Exercise requirements
Check each line of the records for "Webb"; collect those that have it.

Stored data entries
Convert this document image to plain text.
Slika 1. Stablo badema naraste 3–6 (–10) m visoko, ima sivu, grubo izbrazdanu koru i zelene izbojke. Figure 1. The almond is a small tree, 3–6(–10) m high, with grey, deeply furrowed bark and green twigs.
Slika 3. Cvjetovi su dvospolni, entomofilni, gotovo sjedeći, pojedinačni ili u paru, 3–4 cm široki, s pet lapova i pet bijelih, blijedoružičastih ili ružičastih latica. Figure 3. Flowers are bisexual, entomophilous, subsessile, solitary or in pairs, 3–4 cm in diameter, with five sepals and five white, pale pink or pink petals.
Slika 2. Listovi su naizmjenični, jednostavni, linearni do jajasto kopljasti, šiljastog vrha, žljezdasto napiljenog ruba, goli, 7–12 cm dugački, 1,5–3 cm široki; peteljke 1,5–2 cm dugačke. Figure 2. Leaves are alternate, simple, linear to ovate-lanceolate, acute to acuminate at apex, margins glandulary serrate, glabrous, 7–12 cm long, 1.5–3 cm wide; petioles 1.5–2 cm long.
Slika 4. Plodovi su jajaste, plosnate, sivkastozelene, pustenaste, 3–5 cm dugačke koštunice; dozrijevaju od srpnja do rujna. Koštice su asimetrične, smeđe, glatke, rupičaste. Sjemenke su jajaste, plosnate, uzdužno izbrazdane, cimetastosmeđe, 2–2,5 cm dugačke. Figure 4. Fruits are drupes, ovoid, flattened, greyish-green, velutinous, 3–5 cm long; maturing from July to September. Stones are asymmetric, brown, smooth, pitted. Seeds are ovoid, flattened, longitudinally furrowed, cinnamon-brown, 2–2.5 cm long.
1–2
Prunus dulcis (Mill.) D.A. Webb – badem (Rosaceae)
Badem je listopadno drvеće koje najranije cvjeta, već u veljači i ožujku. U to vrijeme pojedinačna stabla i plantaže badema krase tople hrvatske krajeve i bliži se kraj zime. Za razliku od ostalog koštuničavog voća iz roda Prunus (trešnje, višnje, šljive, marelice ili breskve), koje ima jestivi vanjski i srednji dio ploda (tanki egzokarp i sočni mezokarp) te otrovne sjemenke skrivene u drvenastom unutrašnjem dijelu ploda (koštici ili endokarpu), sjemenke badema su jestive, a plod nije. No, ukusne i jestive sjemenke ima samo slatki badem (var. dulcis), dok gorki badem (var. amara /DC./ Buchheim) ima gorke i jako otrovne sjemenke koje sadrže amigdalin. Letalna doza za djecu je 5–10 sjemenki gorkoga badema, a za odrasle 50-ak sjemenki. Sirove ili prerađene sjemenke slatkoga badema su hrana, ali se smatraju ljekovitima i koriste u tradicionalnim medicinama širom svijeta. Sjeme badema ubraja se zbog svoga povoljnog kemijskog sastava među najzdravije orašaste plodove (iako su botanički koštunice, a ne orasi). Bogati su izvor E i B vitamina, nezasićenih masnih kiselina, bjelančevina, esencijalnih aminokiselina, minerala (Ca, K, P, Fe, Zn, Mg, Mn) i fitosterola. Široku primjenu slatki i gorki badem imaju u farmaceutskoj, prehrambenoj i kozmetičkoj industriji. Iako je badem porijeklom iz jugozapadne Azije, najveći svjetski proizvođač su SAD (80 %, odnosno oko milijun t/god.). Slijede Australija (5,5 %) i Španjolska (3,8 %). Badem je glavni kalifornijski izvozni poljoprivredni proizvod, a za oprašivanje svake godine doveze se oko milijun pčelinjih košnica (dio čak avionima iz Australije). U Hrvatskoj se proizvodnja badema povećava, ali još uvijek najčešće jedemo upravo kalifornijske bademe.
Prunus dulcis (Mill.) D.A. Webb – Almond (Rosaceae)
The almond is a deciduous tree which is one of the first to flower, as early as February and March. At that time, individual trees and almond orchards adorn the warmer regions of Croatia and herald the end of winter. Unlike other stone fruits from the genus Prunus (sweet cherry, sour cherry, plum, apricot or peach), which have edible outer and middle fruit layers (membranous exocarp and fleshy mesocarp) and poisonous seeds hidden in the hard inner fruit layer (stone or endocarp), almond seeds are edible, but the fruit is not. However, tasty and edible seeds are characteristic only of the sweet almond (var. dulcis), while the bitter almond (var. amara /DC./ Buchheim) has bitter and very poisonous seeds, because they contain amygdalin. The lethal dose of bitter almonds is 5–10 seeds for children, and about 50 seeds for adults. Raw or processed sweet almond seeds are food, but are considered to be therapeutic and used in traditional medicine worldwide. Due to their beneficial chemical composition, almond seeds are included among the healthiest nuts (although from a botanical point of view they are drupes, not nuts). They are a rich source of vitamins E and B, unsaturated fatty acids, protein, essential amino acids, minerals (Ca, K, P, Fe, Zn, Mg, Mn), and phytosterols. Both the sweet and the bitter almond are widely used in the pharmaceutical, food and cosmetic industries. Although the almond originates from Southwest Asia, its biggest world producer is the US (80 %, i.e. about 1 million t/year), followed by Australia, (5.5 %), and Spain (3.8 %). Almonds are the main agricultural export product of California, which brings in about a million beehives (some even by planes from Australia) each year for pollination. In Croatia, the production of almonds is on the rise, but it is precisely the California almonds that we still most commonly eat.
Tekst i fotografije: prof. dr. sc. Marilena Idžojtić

Reply to the task
Prunus dulcis (Mill.) D.A. Webb – badem (Rosaceae)
Prunus dulcis (Mill.) D.A. Webb – Almond (Rosaceae)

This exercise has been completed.